GIVEN INSTRUCTION: Write out the records that appear below, verbatim and complete, but without pictures.

------ GIVEN ENTRIES ------

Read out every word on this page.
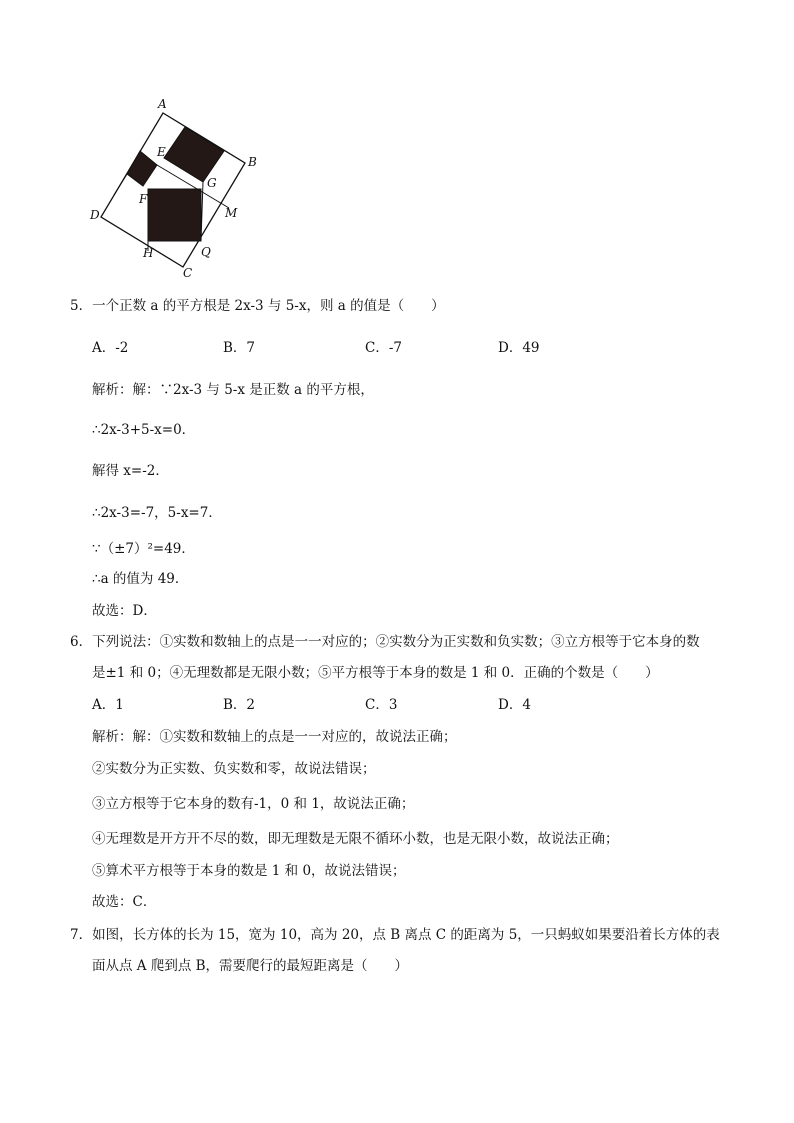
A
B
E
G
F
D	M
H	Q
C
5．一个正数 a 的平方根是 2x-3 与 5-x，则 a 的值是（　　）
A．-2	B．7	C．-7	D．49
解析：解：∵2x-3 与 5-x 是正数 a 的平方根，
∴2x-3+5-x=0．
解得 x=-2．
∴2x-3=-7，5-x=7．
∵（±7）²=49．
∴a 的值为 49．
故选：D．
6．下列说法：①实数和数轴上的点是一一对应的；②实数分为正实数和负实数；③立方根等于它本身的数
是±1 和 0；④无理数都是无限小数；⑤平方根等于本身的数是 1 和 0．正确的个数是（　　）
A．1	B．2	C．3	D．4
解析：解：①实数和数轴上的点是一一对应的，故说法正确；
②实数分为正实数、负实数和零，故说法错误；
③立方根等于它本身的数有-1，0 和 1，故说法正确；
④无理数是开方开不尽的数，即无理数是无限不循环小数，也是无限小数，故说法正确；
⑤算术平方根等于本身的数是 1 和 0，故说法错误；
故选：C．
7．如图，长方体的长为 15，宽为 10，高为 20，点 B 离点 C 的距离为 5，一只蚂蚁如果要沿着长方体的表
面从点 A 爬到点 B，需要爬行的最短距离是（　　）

------

RESULT OF THE TASK:
Read out every word on this page.
A
B
E
G
F
D	M
H	Q
C
5．一个正数 a 的平方根是 2x-3 与 5-x，则 a 的值是（　　）
A．-2	B．7	C．-7	D．49
解析：解：∵2x-3 与 5-x 是正数 a 的平方根，
∴2x-3+5-x=0．
解得 x=-2．
∴2x-3=-7，5-x=7．
∵（±7）²=49．
∴a 的值为 49．
故选：D．
6．下列说法：①实数和数轴上的点是一一对应的；②实数分为正实数和负实数；③立方根等于它本身的数
是±1 和 0；④无理数都是无限小数；⑤平方根等于本身的数是 1 和 0．正确的个数是（　　）
A．1	B．2	C．3	D．4
解析：解：①实数和数轴上的点是一一对应的，故说法正确；
②实数分为正实数、负实数和零，故说法错误；
③立方根等于它本身的数有-1，0 和 1，故说法正确；
④无理数是开方开不尽的数，即无理数是无限不循环小数，也是无限小数，故说法正确；
⑤算术平方根等于本身的数是 1 和 0，故说法错误；
故选：C．
7．如图，长方体的长为 15，宽为 10，高为 20，点 B 离点 C 的距离为 5，一只蚂蚁如果要沿着长方体的表
面从点 A 爬到点 B，需要爬行的最短距离是（　　）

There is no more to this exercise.